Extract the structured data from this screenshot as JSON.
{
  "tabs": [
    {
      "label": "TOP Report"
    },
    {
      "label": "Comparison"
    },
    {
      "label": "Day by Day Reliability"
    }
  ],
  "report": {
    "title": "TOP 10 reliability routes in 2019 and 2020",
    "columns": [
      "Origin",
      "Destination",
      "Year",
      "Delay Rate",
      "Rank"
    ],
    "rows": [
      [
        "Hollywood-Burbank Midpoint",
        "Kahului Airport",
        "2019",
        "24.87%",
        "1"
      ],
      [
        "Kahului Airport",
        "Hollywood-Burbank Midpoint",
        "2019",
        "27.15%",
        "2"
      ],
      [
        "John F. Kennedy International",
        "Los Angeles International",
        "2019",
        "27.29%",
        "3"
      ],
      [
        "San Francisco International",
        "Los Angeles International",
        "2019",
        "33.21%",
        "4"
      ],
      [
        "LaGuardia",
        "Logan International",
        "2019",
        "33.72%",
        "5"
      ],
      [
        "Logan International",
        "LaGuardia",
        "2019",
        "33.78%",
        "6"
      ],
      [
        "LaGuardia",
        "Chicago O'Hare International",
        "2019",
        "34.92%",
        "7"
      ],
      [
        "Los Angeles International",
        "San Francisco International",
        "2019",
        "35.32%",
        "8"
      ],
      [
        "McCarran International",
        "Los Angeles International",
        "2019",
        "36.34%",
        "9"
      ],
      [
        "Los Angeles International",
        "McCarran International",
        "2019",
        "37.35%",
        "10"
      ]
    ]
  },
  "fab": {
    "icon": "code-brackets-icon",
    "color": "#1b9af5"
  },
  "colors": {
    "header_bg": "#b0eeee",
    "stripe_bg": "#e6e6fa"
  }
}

__Required task__: Copy out the full material exactly as it appears.

__Task answer__:
Extract the structured data from this screenshot as JSON.
{
  "tabs": [
    {
      "label": "TOP Report"
    },
    {
      "label": "Comparison"
    },
    {
      "label": "Day by Day Reliability"
    }
  ],
  "report": {
    "title": "TOP 10 reliability routes in 2019 and 2020",
    "columns": [
      "Origin",
      "Destination",
      "Year",
      "Delay Rate",
      "Rank"
    ],
    "rows": [
      [
        "Hollywood-Burbank Midpoint",
        "Kahului Airport",
        "2019",
        "24.87%",
        "1"
      ],
      [
        "Kahului Airport",
        "Hollywood-Burbank Midpoint",
        "2019",
        "27.15%",
        "2"
      ],
      [
        "John F. Kennedy International",
        "Los Angeles International",
        "2019",
        "27.29%",
        "3"
      ],
      [
        "San Francisco International",
        "Los Angeles International",
        "2019",
        "33.21%",
        "4"
      ],
      [
        "LaGuardia",
        "Logan International",
        "2019",
        "33.72%",
        "5"
      ],
      [
        "Logan International",
        "LaGuardia",
        "2019",
        "33.78%",
        "6"
      ],
      [
        "LaGuardia",
        "Chicago O'Hare International",
        "2019",
        "34.92%",
        "7"
      ],
      [
        "Los Angeles International",
        "San Francisco International",
        "2019",
        "35.32%",
        "8"
      ],
      [
        "McCarran International",
        "Los Angeles International",
        "2019",
        "36.34%",
        "9"
      ],
      [
        "Los Angeles International",
        "McCarran International",
        "2019",
        "37.35%",
        "10"
      ]
    ]
  },
  "fab": {
    "icon": "code-brackets-icon",
    "color": "#1b9af5"
  },
  "colors": {
    "header_bg": "#b0eeee",
    "stripe_bg": "#e6e6fa"
  }
}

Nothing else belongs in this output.